Extracted data entries
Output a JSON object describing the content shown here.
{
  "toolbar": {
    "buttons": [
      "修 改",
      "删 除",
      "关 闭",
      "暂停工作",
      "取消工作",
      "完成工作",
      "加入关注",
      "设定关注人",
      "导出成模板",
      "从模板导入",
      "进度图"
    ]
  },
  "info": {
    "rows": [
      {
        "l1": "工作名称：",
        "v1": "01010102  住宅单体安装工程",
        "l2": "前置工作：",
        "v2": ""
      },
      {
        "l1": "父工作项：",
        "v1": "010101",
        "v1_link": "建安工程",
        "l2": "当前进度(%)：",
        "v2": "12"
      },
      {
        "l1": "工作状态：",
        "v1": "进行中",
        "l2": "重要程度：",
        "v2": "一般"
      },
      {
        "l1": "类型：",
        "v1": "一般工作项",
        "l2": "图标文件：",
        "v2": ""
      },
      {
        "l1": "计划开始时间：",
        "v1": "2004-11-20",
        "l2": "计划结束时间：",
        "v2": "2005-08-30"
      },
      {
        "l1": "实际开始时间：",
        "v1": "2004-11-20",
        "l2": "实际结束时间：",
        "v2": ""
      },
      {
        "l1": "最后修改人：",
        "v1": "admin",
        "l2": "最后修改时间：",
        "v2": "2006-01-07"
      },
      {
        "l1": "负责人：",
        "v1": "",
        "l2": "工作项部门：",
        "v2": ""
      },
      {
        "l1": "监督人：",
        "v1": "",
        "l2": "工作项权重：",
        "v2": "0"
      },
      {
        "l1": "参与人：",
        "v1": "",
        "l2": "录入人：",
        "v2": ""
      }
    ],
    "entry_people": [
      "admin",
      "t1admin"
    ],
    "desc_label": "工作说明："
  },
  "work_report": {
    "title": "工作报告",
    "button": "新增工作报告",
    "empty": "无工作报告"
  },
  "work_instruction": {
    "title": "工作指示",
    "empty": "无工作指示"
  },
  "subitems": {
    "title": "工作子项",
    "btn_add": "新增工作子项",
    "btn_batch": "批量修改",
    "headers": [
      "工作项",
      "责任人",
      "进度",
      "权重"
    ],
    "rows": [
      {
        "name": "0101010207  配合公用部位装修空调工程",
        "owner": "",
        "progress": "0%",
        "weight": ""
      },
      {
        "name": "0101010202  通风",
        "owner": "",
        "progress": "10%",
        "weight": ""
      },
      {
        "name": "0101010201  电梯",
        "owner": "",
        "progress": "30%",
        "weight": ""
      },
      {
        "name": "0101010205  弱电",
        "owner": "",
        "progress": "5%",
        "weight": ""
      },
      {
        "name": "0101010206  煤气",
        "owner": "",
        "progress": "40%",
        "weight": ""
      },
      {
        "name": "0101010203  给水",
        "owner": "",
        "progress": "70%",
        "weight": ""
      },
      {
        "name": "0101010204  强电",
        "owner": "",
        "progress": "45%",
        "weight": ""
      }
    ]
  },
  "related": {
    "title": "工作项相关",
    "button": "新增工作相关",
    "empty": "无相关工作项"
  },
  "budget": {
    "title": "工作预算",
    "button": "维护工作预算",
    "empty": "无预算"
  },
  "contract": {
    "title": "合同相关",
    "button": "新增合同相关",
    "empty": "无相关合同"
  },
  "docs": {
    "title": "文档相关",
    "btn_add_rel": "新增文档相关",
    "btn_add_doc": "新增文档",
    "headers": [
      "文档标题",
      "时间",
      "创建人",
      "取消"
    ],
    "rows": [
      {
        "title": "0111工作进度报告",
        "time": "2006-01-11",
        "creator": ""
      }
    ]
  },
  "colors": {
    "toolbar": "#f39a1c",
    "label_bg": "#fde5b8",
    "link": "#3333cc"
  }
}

Task goal | Find the lines above holding the word "progress" and show them.

Complete output |
        "progress": "0%",
        "progress": "10%",
        "progress": "30%",
        "progress": "5%",
        "progress": "40%",
        "progress": "70%",
        "progress": "45%",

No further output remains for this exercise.